[BEGIN Input for this task]

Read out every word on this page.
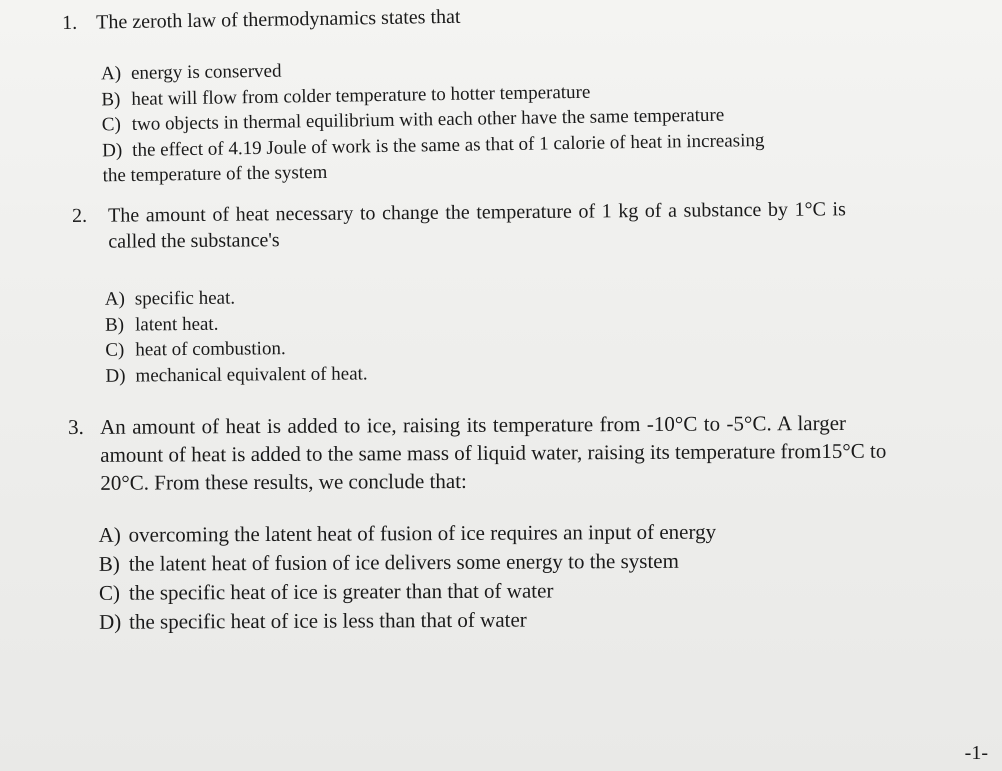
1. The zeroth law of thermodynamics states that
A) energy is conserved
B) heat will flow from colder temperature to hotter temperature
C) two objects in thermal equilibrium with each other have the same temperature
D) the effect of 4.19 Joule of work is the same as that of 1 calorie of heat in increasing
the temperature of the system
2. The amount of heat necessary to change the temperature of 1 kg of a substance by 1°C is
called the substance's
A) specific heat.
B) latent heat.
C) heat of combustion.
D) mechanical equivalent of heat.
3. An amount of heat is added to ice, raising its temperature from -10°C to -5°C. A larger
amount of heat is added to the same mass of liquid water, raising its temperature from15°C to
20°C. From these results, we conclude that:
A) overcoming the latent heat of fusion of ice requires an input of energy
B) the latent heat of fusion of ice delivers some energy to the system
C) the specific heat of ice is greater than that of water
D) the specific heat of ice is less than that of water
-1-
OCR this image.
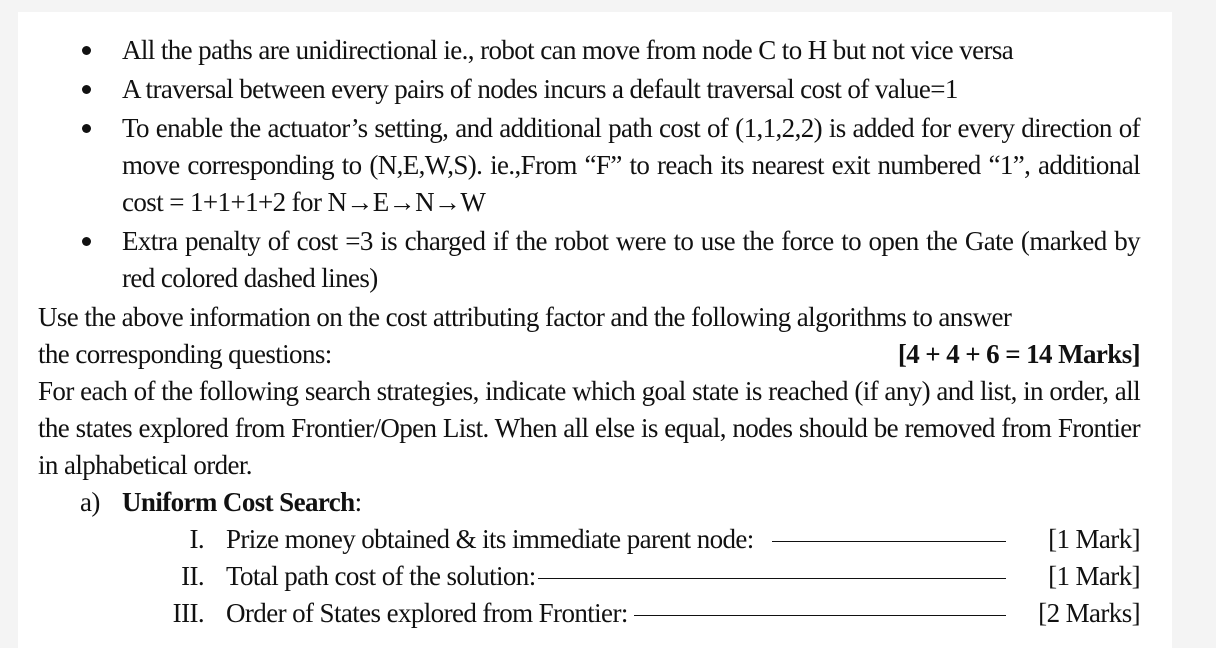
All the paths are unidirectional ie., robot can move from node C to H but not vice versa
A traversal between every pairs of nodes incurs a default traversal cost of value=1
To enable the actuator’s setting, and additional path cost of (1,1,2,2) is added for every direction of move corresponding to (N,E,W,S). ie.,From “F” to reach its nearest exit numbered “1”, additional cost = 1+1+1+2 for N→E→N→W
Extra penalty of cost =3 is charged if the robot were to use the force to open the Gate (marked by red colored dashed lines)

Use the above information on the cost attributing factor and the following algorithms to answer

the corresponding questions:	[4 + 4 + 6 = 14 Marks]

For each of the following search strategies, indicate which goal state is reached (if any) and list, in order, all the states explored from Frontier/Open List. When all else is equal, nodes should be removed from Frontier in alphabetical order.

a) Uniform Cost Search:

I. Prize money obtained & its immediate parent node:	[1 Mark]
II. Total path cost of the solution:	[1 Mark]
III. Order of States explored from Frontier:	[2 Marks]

[END Input for this task]
[BEGIN Input for this task]

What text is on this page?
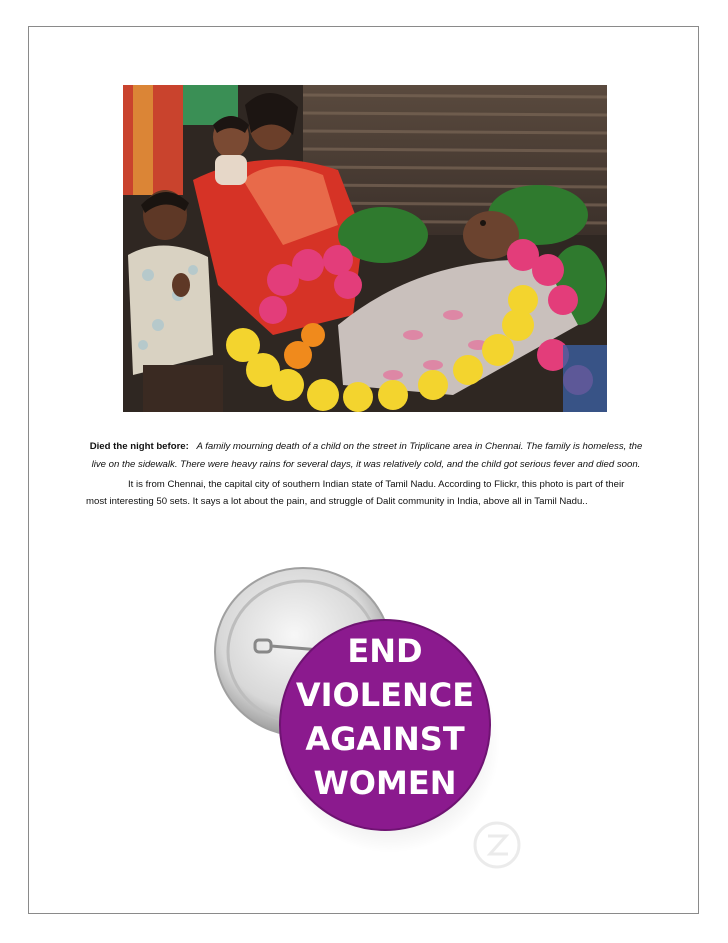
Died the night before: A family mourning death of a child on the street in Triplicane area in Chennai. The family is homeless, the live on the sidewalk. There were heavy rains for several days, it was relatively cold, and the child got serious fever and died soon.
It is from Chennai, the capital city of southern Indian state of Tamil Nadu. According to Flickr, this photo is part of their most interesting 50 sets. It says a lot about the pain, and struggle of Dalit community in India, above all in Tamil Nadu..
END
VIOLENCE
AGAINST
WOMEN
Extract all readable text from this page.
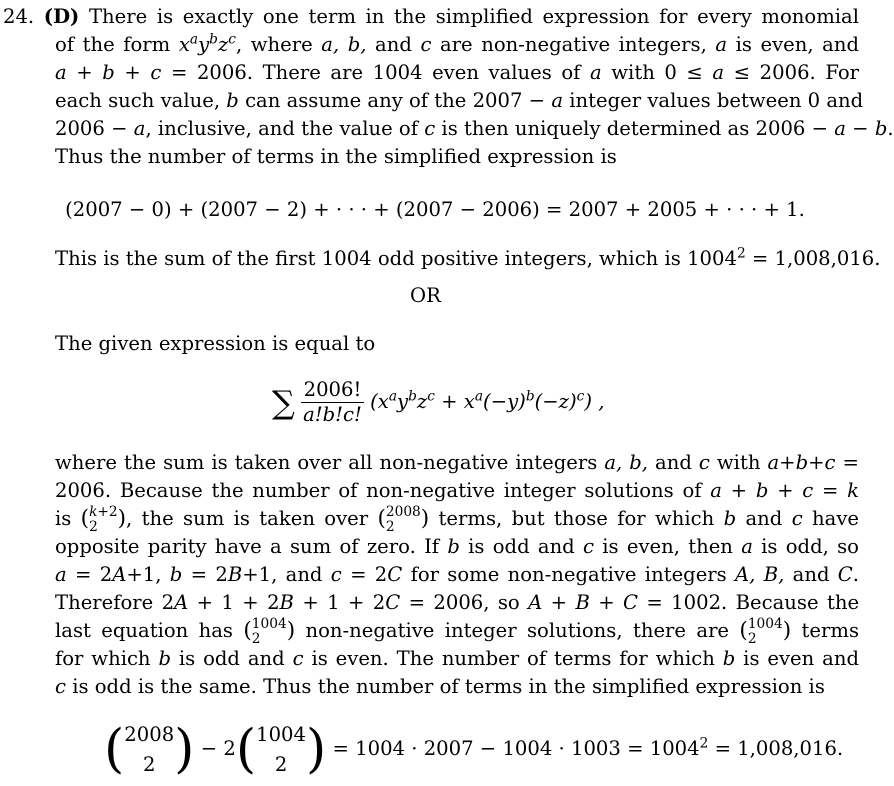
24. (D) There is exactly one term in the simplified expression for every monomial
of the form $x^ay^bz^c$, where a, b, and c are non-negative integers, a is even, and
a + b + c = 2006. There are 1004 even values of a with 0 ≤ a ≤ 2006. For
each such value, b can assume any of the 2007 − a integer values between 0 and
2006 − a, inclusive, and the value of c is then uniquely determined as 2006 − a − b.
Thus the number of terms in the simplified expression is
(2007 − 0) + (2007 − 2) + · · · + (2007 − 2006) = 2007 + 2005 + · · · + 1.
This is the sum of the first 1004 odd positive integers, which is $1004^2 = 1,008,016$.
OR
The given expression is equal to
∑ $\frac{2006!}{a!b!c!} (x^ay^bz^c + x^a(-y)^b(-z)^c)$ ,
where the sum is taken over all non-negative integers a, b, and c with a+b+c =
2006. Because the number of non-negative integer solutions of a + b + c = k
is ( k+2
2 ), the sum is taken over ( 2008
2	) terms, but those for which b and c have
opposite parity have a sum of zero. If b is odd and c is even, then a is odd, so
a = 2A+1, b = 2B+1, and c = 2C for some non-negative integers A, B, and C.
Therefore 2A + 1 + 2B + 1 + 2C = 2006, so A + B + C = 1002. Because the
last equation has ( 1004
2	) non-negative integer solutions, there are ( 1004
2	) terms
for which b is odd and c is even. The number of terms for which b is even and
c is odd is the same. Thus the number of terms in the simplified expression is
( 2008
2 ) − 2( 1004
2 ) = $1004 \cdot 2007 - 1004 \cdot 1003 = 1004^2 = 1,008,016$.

[END Input for this task]
[BEGIN Input for this task]

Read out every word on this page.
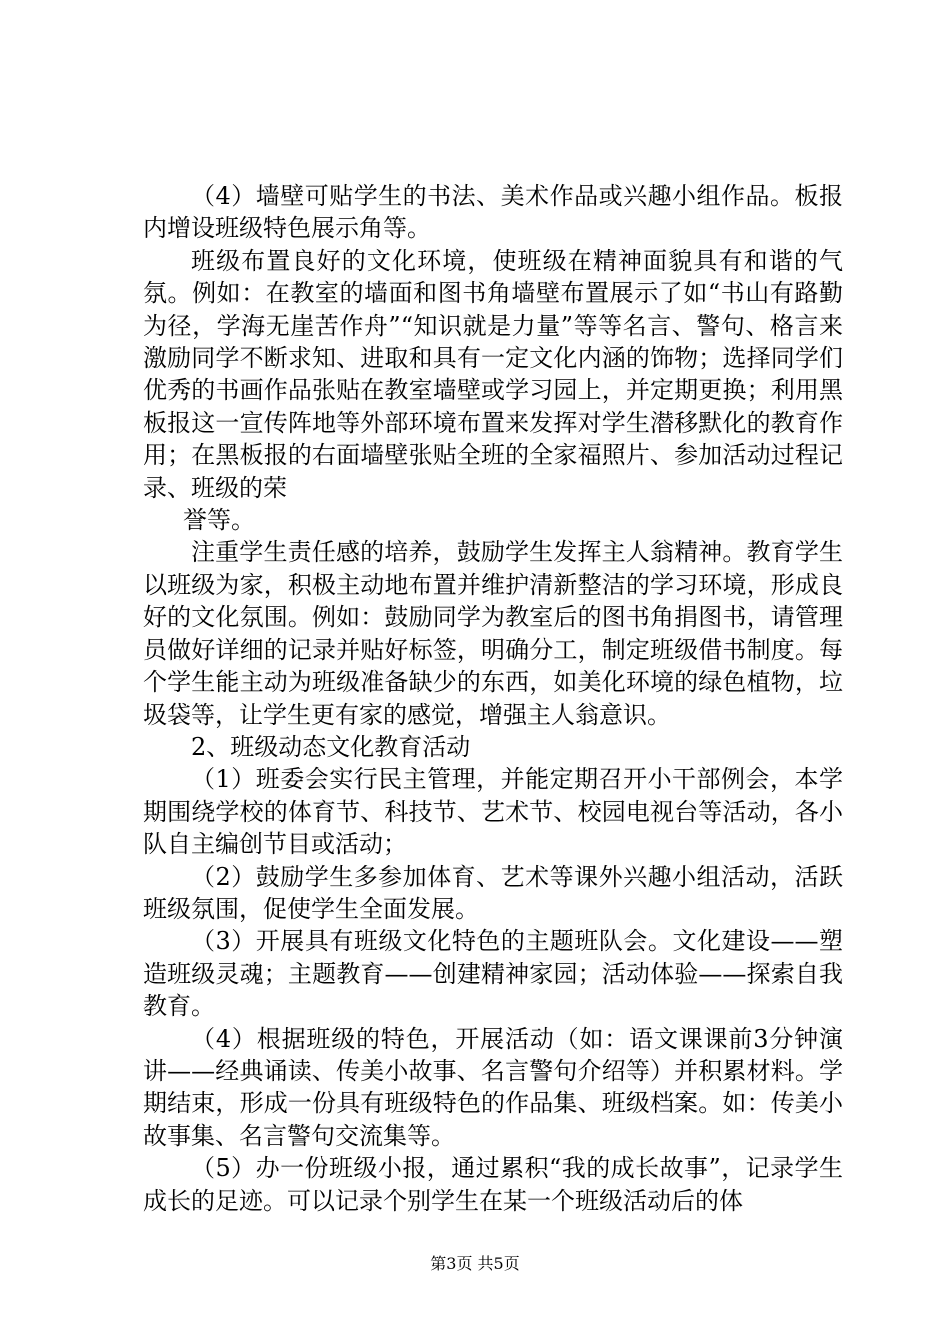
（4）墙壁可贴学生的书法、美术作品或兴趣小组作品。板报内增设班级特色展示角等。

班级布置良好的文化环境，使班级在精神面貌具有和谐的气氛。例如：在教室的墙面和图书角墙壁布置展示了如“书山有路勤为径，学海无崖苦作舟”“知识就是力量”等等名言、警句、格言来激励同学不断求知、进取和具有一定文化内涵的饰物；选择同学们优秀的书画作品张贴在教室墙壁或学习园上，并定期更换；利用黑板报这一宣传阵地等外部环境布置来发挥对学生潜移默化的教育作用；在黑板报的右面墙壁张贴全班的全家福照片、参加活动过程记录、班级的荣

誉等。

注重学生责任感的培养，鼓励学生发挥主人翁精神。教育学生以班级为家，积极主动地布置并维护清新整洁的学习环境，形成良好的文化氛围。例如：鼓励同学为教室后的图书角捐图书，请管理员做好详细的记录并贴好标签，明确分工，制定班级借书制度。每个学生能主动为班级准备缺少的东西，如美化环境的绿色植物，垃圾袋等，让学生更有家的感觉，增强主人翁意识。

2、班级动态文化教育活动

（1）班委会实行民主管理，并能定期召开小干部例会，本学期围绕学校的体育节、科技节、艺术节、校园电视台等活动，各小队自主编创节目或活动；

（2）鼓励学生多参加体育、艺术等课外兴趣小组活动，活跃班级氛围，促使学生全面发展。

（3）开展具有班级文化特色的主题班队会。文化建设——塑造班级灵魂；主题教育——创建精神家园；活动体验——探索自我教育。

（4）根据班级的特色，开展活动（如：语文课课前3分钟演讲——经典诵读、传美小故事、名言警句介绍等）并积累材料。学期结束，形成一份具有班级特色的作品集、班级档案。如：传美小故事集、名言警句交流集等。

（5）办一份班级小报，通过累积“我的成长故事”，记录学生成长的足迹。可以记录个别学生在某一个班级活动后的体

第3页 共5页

[END Input for this task]

* **Objective**: From the entries above, copy each line holding "energy".

* **Result for this exercise**:
A) energy is conserved
A) overcoming the latent heat of fusion of ice requires an input of energy
B) the latent heat of fusion of ice delivers some energy to the system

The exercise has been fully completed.